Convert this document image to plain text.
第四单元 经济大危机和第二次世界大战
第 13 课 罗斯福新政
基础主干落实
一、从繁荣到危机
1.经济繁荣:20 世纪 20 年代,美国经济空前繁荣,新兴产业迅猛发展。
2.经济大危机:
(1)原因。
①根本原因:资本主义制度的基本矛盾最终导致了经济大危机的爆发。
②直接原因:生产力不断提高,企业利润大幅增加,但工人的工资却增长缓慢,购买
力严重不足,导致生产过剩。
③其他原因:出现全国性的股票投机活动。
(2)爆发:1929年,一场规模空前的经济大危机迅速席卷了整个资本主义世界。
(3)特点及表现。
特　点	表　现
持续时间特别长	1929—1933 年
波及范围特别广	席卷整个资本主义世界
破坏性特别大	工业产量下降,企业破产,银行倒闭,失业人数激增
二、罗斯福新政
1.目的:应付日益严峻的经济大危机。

* * *

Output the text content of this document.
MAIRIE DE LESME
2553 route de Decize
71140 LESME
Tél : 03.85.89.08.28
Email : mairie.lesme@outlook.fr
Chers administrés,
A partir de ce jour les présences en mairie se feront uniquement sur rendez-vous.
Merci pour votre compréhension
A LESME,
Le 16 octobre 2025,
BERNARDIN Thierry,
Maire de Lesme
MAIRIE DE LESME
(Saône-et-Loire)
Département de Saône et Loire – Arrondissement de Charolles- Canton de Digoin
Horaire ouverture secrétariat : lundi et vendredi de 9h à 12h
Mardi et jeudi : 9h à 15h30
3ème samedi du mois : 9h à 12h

## Directive
Search the records for the string "text" and return every line in which it occurs.

## The solution
Convert this document image to plain text.
Output the text content of this document.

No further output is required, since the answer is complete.